Set exercise – Retype the full set of records. Keep every character identical.

(Records)
==*==

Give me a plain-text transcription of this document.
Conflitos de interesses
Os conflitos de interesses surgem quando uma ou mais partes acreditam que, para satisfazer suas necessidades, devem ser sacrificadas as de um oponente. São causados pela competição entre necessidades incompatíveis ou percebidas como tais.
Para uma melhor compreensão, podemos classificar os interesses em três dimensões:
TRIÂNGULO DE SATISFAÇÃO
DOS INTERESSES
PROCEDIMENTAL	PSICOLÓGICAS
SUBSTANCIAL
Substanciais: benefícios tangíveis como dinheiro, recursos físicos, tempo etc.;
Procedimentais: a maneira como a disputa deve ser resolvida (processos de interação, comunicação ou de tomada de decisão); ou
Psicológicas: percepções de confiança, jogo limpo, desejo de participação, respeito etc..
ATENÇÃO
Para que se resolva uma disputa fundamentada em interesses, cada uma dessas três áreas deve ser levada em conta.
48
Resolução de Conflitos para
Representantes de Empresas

==*==

Solution to this exercise –
Give me a plain-text transcription of this document.
Conflitos de interesses
Os conflitos de interesses surgem quando uma ou mais partes acreditam que, para satisfazer suas necessidades, devem ser sacrificadas as de um oponente. São causados pela competição entre necessidades incompatíveis ou percebidas como tais.
Para uma melhor compreensão, podemos classificar os interesses em três dimensões:
TRIÂNGULO DE SATISFAÇÃO
DOS INTERESSES
PROCEDIMENTAL	PSICOLÓGICAS
SUBSTANCIAL
Substanciais: benefícios tangíveis como dinheiro, recursos físicos, tempo etc.;
Procedimentais: a maneira como a disputa deve ser resolvida (processos de interação, comunicação ou de tomada de decisão); ou
Psicológicas: percepções de confiança, jogo limpo, desejo de participação, respeito etc..
ATENÇÃO
Para que se resolva uma disputa fundamentada em interesses, cada uma dessas três áreas deve ser levada em conta.
48
Resolução de Conflitos para
Representantes de Empresas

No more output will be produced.